▶ _PROVIDED INFORMATION_

----------------------------------------

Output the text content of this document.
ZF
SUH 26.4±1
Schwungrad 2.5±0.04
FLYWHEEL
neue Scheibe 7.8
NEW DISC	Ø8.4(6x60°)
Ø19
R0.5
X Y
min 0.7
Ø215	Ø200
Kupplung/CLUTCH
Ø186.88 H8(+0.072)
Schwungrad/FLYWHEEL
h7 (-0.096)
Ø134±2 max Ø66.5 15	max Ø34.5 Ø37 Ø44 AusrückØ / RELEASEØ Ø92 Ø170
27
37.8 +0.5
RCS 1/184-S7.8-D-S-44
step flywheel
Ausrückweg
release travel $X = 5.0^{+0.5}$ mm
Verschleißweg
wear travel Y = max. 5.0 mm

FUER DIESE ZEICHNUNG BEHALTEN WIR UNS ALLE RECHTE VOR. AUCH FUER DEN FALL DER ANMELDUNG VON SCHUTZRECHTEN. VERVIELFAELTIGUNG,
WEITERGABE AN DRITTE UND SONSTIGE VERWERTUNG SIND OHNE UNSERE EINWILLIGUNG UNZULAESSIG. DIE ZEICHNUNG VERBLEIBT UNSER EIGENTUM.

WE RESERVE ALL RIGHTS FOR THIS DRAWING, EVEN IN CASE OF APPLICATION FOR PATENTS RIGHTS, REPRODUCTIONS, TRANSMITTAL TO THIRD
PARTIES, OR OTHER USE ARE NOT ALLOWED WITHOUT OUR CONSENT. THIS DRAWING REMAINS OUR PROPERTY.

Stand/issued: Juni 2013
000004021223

----------------------------------------

Locate the lines above that hold the word "travel". Show every one of them.

▶ _RESPONSE_
release travel $X = 5.0^{+0.5}$ mm
wear travel Y = max. 5.0 mm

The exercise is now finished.